*** SELECTION ***

Balanced Fertilizer use for crops

Balanced fertilizer use has always been the concern in India and there have been group discussions and campaigns to implement it. The optimum desirable NPK ratio given is 4:2:1. It is difficult to find out the source or the reasoning for this magic formula.

There are five factors that determine the fertilizer needs of the crop plants.

1. Crop, its variety and yield potential. For example HYVs need higher NPK application. Similarly rapeseed-mustard needs more sulphur.
2. Rooting system of a crop: It is another important factor in determining its capacity to feed the soil volume. Rice roots for example are clustered in the surface 0-20 cm depth and can feed from this soil layer only. Even if a nutrient such as P and K is present in deeper layers, rice roots will not be able to tap it. On the other hand, grain legumes such as pigeonpea and chickpea and cotton, etc. have deeper root system and can feed on P and K reserves from deeper soil layers. Incidently, P and K are fairly well distributed in deeper soil layers and as a contrast N is mostly present in surface 0-20 cm layer. Thus, despite a great deal of effort on studying P fertilization of legumes, responses and therefore applications have not gone beyond 30-40 kg P₂O₅ ha. This is rightly so because only in the initial stages when the roots are young and shallow they feed upon applied fertilizer P, but as they grow and move deeper they feed upon a larger soil volume and the P,K or other nutrients stored there in.

*** DATASET ROWS ***

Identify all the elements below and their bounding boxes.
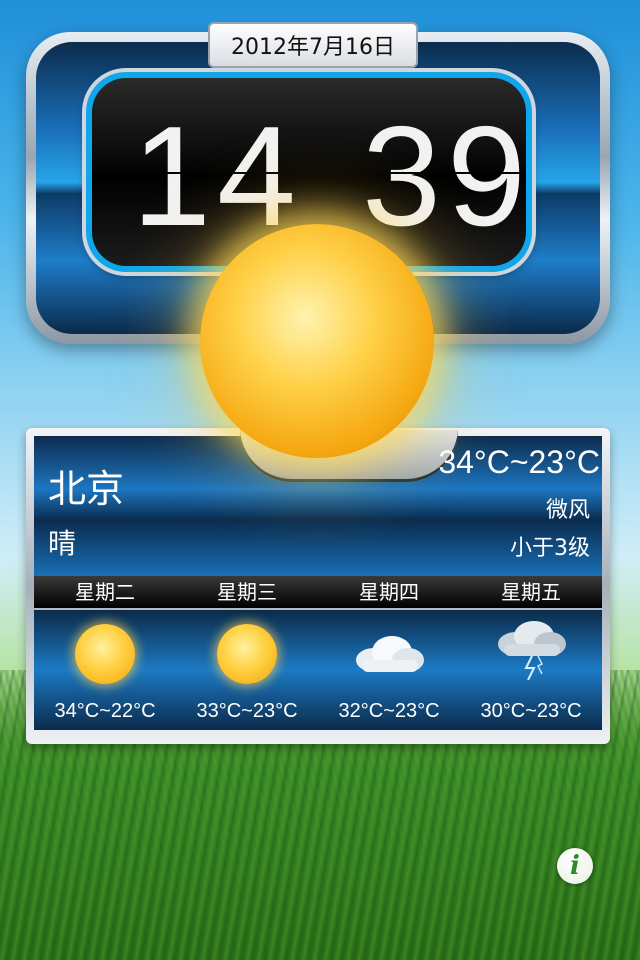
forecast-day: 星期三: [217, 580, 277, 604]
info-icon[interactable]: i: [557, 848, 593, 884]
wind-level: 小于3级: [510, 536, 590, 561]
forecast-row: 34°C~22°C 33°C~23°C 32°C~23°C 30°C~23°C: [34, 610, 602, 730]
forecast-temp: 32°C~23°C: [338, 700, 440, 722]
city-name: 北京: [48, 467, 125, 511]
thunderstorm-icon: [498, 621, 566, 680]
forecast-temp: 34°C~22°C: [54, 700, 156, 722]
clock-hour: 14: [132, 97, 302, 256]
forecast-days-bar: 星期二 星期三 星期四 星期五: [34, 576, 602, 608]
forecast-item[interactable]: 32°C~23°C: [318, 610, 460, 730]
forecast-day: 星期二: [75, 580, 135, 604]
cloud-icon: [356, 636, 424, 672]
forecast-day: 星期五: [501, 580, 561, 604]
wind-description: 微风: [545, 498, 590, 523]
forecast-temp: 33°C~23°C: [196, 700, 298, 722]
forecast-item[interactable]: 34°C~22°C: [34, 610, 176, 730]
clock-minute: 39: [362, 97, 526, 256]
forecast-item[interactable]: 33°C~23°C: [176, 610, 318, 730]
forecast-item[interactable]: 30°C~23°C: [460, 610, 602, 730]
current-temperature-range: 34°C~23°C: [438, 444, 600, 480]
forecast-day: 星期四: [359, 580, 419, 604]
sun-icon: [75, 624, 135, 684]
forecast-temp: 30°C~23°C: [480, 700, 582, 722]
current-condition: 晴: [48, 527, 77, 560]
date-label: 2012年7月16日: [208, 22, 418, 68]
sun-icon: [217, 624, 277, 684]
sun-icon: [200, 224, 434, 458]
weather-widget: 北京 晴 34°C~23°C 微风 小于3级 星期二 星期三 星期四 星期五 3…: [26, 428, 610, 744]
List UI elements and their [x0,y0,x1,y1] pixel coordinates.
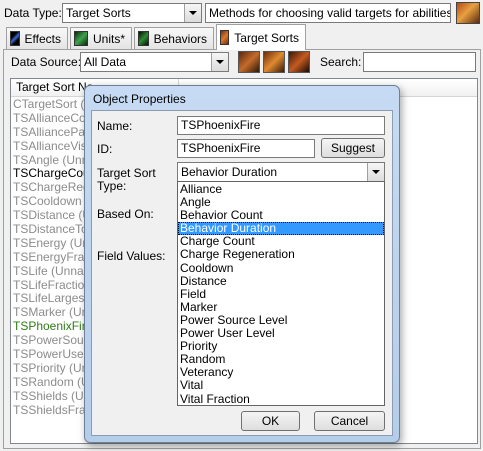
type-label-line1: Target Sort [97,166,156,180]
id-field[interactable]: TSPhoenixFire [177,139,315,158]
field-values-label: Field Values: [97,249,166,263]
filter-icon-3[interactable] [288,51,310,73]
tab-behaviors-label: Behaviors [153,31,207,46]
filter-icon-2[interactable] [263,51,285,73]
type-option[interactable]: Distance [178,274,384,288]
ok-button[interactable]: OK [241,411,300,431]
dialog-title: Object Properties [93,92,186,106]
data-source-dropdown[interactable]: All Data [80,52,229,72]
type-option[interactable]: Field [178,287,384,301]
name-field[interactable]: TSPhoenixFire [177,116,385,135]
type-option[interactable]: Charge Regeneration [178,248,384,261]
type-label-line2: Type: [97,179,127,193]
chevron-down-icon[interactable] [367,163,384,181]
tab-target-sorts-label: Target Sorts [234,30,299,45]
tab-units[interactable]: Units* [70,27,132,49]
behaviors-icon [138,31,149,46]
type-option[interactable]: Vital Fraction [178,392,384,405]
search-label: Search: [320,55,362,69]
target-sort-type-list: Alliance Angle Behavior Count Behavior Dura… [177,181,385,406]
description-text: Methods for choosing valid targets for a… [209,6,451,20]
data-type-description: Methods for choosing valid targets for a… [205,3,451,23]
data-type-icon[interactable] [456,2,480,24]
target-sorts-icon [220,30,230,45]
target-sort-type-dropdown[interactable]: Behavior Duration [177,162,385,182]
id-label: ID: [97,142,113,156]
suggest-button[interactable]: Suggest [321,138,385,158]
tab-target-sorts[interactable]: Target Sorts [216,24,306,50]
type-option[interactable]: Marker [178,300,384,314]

***

TASK TO COMPLETE>
Write out the stretch of the text on balanced fertilizer use from "Balanced Fertilizer use for" through "needs more sulphur." again, swapping "magic formula" for "standard formula". The data isn't needed for anything here.

FULL SOLUTION>
Balanced Fertilizer use for crops

Balanced fertilizer use has always been the concern in India and there have been group discussions and campaigns to implement it. The optimum desirable NPK ratio given is 4:2:1. It is difficult to find out the source or the reasoning for this standard formula.

There are five factors that determine the fertilizer needs of the crop plants.

1. Crop, its variety and yield potential. For example HYVs need higher NPK application. Similarly rapeseed-mustard needs more sulphur.